* **STORED ROWS**:
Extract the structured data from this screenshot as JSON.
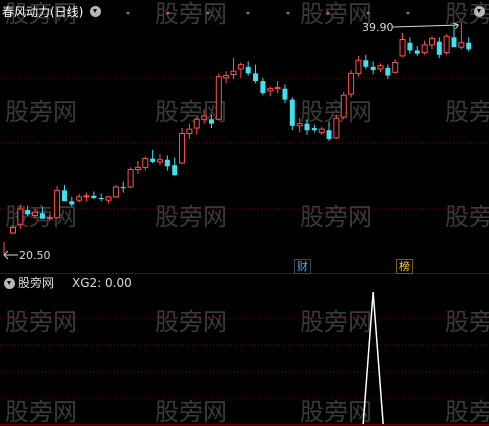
{
  "watermark": {
    "text": "股旁网",
    "color": "#3a3a3a"
  },
  "main_panel": {
    "title": "春风动力(日线)",
    "title_color": "#ffffff",
    "high_label": "39.90",
    "low_label": "20.50",
    "marker_cai": "财",
    "marker_bang": "榜"
  },
  "sub_panel": {
    "title": "股旁网",
    "indicator": "XG2: 0.00"
  },
  "colors": {
    "up": "#ff5050",
    "down": "#40e0f0",
    "flat": "#ffffff",
    "grid": "#7a0000",
    "dot": "#c050c0",
    "indicator_line": "#ffffff"
  },
  "chart_data": [
    {
      "type": "candlestick",
      "title": "春风动力(日线)",
      "annotations": [
        "39.90",
        "20.50",
        "财",
        "榜"
      ],
      "ohlc": [
        [
          21.6,
          22.3,
          21.5,
          22.1
        ],
        [
          22.4,
          24.2,
          22.0,
          23.8
        ],
        [
          23.7,
          24.1,
          23.1,
          23.3
        ],
        [
          23.2,
          23.8,
          22.9,
          23.5
        ],
        [
          23.4,
          24.0,
          23.0,
          22.9
        ],
        [
          22.9,
          23.3,
          22.7,
          23.0
        ],
        [
          23.0,
          25.9,
          22.9,
          25.5
        ],
        [
          25.5,
          26.0,
          25.0,
          24.5
        ],
        [
          24.5,
          24.9,
          24.0,
          24.2
        ],
        [
          24.6,
          25.2,
          24.4,
          24.9
        ],
        [
          24.9,
          25.3,
          24.5,
          25.0
        ],
        [
          25.0,
          25.4,
          24.7,
          24.8
        ],
        [
          24.8,
          25.2,
          24.5,
          24.7
        ],
        [
          24.6,
          25.0,
          24.3,
          24.9
        ],
        [
          24.9,
          26.0,
          24.8,
          25.8
        ],
        [
          25.8,
          26.3,
          25.3,
          25.7
        ],
        [
          25.8,
          27.6,
          25.7,
          27.4
        ],
        [
          27.4,
          28.2,
          27.0,
          27.6
        ],
        [
          27.6,
          28.6,
          27.3,
          28.4
        ],
        [
          28.4,
          29.2,
          28.0,
          28.1
        ],
        [
          28.1,
          28.8,
          27.8,
          28.3
        ],
        [
          28.3,
          28.7,
          27.3,
          27.7
        ],
        [
          27.8,
          28.5,
          26.8,
          26.9
        ],
        [
          28.0,
          31.2,
          27.9,
          30.7
        ],
        [
          30.7,
          31.6,
          30.2,
          31.1
        ],
        [
          31.2,
          32.2,
          30.6,
          32.0
        ],
        [
          32.0,
          32.9,
          31.6,
          32.3
        ],
        [
          32.0,
          32.4,
          31.2,
          31.6
        ],
        [
          32.0,
          36.2,
          31.9,
          35.9
        ],
        [
          35.8,
          36.4,
          35.3,
          36.0
        ],
        [
          36.1,
          37.6,
          35.7,
          36.4
        ],
        [
          36.6,
          37.2,
          35.8,
          37.0
        ],
        [
          36.8,
          37.3,
          36.0,
          36.2
        ],
        [
          36.2,
          37.0,
          35.3,
          35.5
        ],
        [
          35.5,
          35.8,
          34.2,
          34.4
        ],
        [
          34.6,
          35.0,
          34.1,
          34.8
        ],
        [
          34.8,
          35.5,
          34.4,
          34.9
        ],
        [
          34.8,
          35.2,
          33.5,
          33.8
        ],
        [
          33.8,
          34.0,
          31.0,
          31.4
        ],
        [
          31.4,
          32.1,
          30.8,
          31.6
        ],
        [
          31.6,
          32.0,
          30.6,
          31.0
        ],
        [
          31.2,
          31.5,
          30.8,
          31.0
        ],
        [
          30.8,
          31.3,
          30.6,
          31.1
        ],
        [
          31.0,
          31.8,
          30.0,
          30.2
        ],
        [
          30.3,
          32.4,
          30.2,
          32.1
        ],
        [
          32.2,
          34.5,
          32.0,
          34.2
        ],
        [
          34.3,
          36.5,
          34.0,
          36.2
        ],
        [
          36.2,
          37.8,
          35.9,
          37.4
        ],
        [
          37.4,
          37.9,
          36.6,
          36.8
        ],
        [
          36.8,
          37.3,
          36.1,
          36.5
        ],
        [
          36.6,
          37.1,
          36.3,
          36.9
        ],
        [
          36.7,
          37.0,
          35.7,
          36.0
        ],
        [
          36.3,
          37.5,
          36.2,
          37.2
        ],
        [
          37.8,
          39.9,
          37.7,
          39.3
        ],
        [
          39.0,
          39.5,
          38.0,
          38.3
        ],
        [
          38.3,
          38.7,
          37.8,
          38.0
        ],
        [
          38.1,
          39.2,
          37.9,
          38.8
        ],
        [
          38.8,
          39.6,
          38.4,
          39.4
        ],
        [
          39.1,
          39.5,
          37.6,
          37.9
        ],
        [
          38.1,
          39.8,
          37.9,
          39.6
        ],
        [
          39.5,
          40.6,
          39.2,
          38.6
        ],
        [
          38.6,
          40.9,
          38.4,
          39.0
        ],
        [
          39.0,
          39.5,
          38.2,
          38.4
        ]
      ],
      "indicator": {
        "name": "XG2",
        "value": 0.0,
        "signal_index": 49
      }
    }
  ]
}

* **TASK GOAL**: Find each line holding the word "ffffff" and copy it.

* **CORRECT ANSWER**:
    "title_color": "#ffffff",
    "flat": "#ffffff",
    "indicator_line": "#ffffff"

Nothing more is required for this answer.